◆ Data for this task
════════

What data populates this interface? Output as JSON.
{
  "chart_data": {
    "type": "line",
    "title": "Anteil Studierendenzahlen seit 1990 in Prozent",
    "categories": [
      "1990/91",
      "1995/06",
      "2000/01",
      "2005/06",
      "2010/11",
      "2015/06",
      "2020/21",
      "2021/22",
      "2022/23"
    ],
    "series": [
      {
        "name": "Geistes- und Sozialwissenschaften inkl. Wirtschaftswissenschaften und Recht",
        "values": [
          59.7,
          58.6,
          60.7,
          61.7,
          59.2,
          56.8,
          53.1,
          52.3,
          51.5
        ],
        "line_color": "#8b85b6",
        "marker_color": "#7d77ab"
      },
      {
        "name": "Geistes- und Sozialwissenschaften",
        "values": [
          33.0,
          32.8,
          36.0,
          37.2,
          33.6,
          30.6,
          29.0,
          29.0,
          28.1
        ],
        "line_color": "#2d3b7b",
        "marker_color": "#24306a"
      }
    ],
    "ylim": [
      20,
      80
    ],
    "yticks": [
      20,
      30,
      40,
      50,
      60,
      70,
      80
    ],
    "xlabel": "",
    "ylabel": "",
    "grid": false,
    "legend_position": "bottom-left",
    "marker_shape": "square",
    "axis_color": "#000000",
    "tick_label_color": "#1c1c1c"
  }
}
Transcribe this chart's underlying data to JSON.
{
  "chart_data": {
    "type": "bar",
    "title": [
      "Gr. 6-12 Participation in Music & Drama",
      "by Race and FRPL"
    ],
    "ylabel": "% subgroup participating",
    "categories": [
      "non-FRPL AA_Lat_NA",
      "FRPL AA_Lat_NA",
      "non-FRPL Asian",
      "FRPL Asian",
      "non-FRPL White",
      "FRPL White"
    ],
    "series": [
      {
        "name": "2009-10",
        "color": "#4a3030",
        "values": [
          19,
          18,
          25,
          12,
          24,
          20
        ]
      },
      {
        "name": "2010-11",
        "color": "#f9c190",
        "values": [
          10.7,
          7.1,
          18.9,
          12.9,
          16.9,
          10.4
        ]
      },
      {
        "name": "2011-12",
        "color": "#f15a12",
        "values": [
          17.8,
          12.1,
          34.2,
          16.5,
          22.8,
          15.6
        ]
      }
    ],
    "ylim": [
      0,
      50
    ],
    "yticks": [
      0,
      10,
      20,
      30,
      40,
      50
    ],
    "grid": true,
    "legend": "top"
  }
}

════════

Make an exact copy of the material above.

What data populates this interface? Output as JSON.
{
  "chart_data": {
    "type": "line",
    "title": "Anteil Studierendenzahlen seit 1990 in Prozent",
    "categories": [
      "1990/91",
      "1995/06",
      "2000/01",
      "2005/06",
      "2010/11",
      "2015/06",
      "2020/21",
      "2021/22",
      "2022/23"
    ],
    "series": [
      {
        "name": "Geistes- und Sozialwissenschaften inkl. Wirtschaftswissenschaften und Recht",
        "values": [
          59.7,
          58.6,
          60.7,
          61.7,
          59.2,
          56.8,
          53.1,
          52.3,
          51.5
        ],
        "line_color": "#8b85b6",
        "marker_color": "#7d77ab"
      },
      {
        "name": "Geistes- und Sozialwissenschaften",
        "values": [
          33.0,
          32.8,
          36.0,
          37.2,
          33.6,
          30.6,
          29.0,
          29.0,
          28.1
        ],
        "line_color": "#2d3b7b",
        "marker_color": "#24306a"
      }
    ],
    "ylim": [
      20,
      80
    ],
    "yticks": [
      20,
      30,
      40,
      50,
      60,
      70,
      80
    ],
    "xlabel": "",
    "ylabel": "",
    "grid": false,
    "legend_position": "bottom-left",
    "marker_shape": "square",
    "axis_color": "#000000",
    "tick_label_color": "#1c1c1c"
  }
}
Transcribe this chart's underlying data to JSON.
{
  "chart_data": {
    "type": "bar",
    "title": [
      "Gr. 6-12 Participation in Music & Drama",
      "by Race and FRPL"
    ],
    "ylabel": "% subgroup participating",
    "categories": [
      "non-FRPL AA_Lat_NA",
      "FRPL AA_Lat_NA",
      "non-FRPL Asian",
      "FRPL Asian",
      "non-FRPL White",
      "FRPL White"
    ],
    "series": [
      {
        "name": "2009-10",
        "color": "#4a3030",
        "values": [
          19,
          18,
          25,
          12,
          24,
          20
        ]
      },
      {
        "name": "2010-11",
        "color": "#f9c190",
        "values": [
          10.7,
          7.1,
          18.9,
          12.9,
          16.9,
          10.4
        ]
      },
      {
        "name": "2011-12",
        "color": "#f15a12",
        "values": [
          17.8,
          12.1,
          34.2,
          16.5,
          22.8,
          15.6
        ]
      }
    ],
    "ylim": [
      0,
      50
    ],
    "yticks": [
      0,
      10,
      20,
      30,
      40,
      50
    ],
    "grid": true,
    "legend": "top"
  }
}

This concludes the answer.